--- start LISTING ---

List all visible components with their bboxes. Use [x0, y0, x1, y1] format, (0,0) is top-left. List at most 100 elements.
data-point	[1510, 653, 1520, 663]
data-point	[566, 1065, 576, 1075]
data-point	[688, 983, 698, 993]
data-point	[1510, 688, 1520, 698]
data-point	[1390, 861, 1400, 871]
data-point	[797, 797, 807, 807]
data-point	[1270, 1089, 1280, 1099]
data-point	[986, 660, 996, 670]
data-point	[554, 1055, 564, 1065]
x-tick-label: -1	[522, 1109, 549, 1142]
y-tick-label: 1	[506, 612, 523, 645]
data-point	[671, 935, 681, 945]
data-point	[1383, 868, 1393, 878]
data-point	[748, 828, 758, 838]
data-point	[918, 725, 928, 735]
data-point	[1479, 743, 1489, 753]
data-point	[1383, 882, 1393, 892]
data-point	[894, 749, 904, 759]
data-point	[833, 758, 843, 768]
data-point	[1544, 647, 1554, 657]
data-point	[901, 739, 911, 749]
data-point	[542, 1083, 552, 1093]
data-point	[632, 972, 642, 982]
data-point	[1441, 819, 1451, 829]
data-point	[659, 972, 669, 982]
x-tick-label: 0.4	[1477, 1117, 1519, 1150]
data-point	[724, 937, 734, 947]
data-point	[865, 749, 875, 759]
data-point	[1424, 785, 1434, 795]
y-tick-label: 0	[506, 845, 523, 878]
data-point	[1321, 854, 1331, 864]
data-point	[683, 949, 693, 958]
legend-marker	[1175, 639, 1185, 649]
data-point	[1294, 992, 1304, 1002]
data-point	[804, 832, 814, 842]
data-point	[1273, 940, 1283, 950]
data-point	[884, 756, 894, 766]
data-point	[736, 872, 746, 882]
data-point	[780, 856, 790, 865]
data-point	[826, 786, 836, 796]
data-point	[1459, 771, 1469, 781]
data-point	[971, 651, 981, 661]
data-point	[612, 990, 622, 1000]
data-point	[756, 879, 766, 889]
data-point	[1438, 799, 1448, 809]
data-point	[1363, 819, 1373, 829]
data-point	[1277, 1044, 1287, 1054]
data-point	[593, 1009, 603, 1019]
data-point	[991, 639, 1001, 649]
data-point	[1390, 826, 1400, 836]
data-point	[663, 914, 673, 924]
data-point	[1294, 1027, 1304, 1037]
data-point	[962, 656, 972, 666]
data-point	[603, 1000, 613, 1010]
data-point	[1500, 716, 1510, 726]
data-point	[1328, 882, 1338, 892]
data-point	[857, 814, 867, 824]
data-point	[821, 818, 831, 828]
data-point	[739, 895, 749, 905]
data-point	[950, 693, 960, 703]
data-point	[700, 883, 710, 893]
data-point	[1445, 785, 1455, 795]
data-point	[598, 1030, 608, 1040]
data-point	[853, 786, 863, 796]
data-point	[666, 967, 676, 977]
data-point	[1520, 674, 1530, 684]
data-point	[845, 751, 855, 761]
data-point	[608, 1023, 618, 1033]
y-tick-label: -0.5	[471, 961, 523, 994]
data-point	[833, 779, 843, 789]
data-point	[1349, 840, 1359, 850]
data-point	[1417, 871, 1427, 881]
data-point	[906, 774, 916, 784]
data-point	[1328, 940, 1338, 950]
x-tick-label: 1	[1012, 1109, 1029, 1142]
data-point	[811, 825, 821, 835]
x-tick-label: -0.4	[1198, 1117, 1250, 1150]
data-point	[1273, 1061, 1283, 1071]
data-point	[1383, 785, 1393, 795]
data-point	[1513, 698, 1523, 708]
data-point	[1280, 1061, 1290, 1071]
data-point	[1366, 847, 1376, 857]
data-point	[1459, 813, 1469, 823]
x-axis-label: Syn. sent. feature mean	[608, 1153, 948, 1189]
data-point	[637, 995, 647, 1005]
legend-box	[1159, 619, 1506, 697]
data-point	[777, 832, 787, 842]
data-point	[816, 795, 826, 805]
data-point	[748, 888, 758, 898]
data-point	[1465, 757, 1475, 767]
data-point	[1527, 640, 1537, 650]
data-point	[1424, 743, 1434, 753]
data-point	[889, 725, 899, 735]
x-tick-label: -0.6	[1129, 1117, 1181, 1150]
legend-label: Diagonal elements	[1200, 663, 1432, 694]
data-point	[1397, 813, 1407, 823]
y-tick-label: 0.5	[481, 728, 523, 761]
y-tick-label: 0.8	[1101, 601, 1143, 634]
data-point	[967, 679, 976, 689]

--- end LISTING ---

WHAT THE EXERCISE ASKS.
Rewrite every line of the material above as a JSON list of strings, one string per line, skipping any blank lines.

EXERCISE OUTPUT.
[
  "List all visible components with their bboxes. Use [x0, y0, x1, y1] format, (0,0) is top-left. List at most 100 elements.",
  "data-point\t[1510, 653, 1520, 663]",
  "data-point\t[566, 1065, 576, 1075]",
  "data-point\t[688, 983, 698, 993]",
  "data-point\t[1510, 688, 1520, 698]",
  "data-point\t[1390, 861, 1400, 871]",
  "data-point\t[797, 797, 807, 807]",
  "data-point\t[1270, 1089, 1280, 1099]",
  "data-point\t[986, 660, 996, 670]",
  "data-point\t[554, 1055, 564, 1065]",
  "x-tick-label: -1\t[522, 1109, 549, 1142]",
  "y-tick-label: 1\t[506, 612, 523, 645]",
  "data-point\t[671, 935, 681, 945]",
  "data-point\t[1383, 868, 1393, 878]",
  "data-point\t[748, 828, 758, 838]",
  "data-point\t[918, 725, 928, 735]",
  "data-point\t[1479, 743, 1489, 753]",
  "data-point\t[1383, 882, 1393, 892]",
  "data-point\t[894, 749, 904, 759]",
  "data-point\t[833, 758, 843, 768]",
  "data-point\t[1544, 647, 1554, 657]",
  "data-point\t[901, 739, 911, 749]",
  "data-point\t[542, 1083, 552, 1093]",
  "data-point\t[632, 972, 642, 982]",
  "data-point\t[1441, 819, 1451, 829]",
  "data-point\t[659, 972, 669, 982]",
  "x-tick-label: 0.4\t[1477, 1117, 1519, 1150]",
  "data-point\t[724, 937, 734, 947]",
  "data-point\t[865, 749, 875, 759]",
  "data-point\t[1424, 785, 1434, 795]",
  "y-tick-label: 0\t[506, 845, 523, 878]",
  "data-point\t[1321, 854, 1331, 864]",
  "data-point\t[683, 949, 693, 958]",
  "legend-marker\t[1175, 639, 1185, 649]",
  "data-point\t[1294, 992, 1304, 1002]",
  "data-point\t[804, 832, 814, 842]",
  "data-point\t[1273, 940, 1283, 950]",
  "data-point\t[884, 756, 894, 766]",
  "data-point\t[736, 872, 746, 882]",
  "data-point\t[780, 856, 790, 865]",
  "data-point\t[826, 786, 836, 796]",
  "data-point\t[1459, 771, 1469, 781]",
  "data-point\t[971, 651, 981, 661]",
  "data-point\t[612, 990, 622, 1000]",
  "data-point\t[756, 879, 766, 889]",
  "data-point\t[1438, 799, 1448, 809]",
  "data-point\t[1363, 819, 1373, 829]",
  "data-point\t[1277, 1044, 1287, 1054]",
  "data-point\t[593, 1009, 603, 1019]",
  "data-point\t[991, 639, 1001, 649]",
  "data-point\t[1390, 826, 1400, 836]",
  "data-point\t[663, 914, 673, 924]",
  "data-point\t[1294, 1027, 1304, 1037]",
  "data-point\t[962, 656, 972, 666]",
  "data-point\t[603, 1000, 613, 1010]",
  "data-point\t[1500, 716, 1510, 726]",
  "data-point\t[1328, 882, 1338, 892]",
  "data-point\t[857, 814, 867, 824]",
  "data-point\t[821, 818, 831, 828]",
  "data-point\t[739, 895, 749, 905]",
  "data-point\t[950, 693, 960, 703]",
  "data-point\t[700, 883, 710, 893]",
  "data-point\t[1445, 785, 1455, 795]",
  "data-point\t[598, 1030, 608, 1040]",
  "data-point\t[853, 786, 863, 796]",
  "data-point\t[666, 967, 676, 977]",
  "data-point\t[1520, 674, 1530, 684]",
  "data-point\t[845, 751, 855, 761]",
  "data-point\t[608, 1023, 618, 1033]",
  "y-tick-label: -0.5\t[471, 961, 523, 994]",
  "data-point\t[833, 779, 843, 789]",
  "data-point\t[1349, 840, 1359, 850]",
  "data-point\t[1417, 871, 1427, 881]",
  "data-point\t[906, 774, 916, 784]",
  "data-point\t[1328, 940, 1338, 950]",
  "x-tick-label: 1\t[1012, 1109, 1029, 1142]",
  "data-point\t[811, 825, 821, 835]",
  "x-tick-label: -0.4\t[1198, 1117, 1250, 1150]",
  "data-point\t[1273, 1061, 1283, 1071]",
  "data-point\t[1383, 785, 1393, 795]",
  "data-point\t[1513, 698, 1523, 708]",
  "data-point\t[1280, 1061, 1290, 1071]",
  "data-point\t[1366, 847, 1376, 857]",
  "data-point\t[1459, 813, 1469, 823]",
  "x-axis-label: Syn. sent. feature mean\t[608, 1153, 948, 1189]",
  "data-point\t[637, 995, 647, 1005]",
  "legend-box\t[1159, 619, 1506, 697]",
  "data-point\t[777, 832, 787, 842]",
  "data-point\t[816, 795, 826, 805]",
  "data-point\t[748, 888, 758, 898]",
  "data-point\t[1465, 757, 1475, 767]",
  "data-point\t[1527, 640, 1537, 650]",
  "data-point\t[1424, 743, 1434, 753]",
  "data-point\t[889, 725, 899, 735]",
  "x-tick-label: -0.6\t[1129, 1117, 1181, 1150]",
  "legend-label: Diagonal elements\t[1200, 663, 1432, 694]",
  "data-point\t[1397, 813, 1407, 823]",
  "y-tick-label: 0.5\t[481, 728, 523, 761]",
  "y-tick-label: 0.8\t[1101, 601, 1143, 634]",
  "data-point\t[967, 679, 976, 689]"
]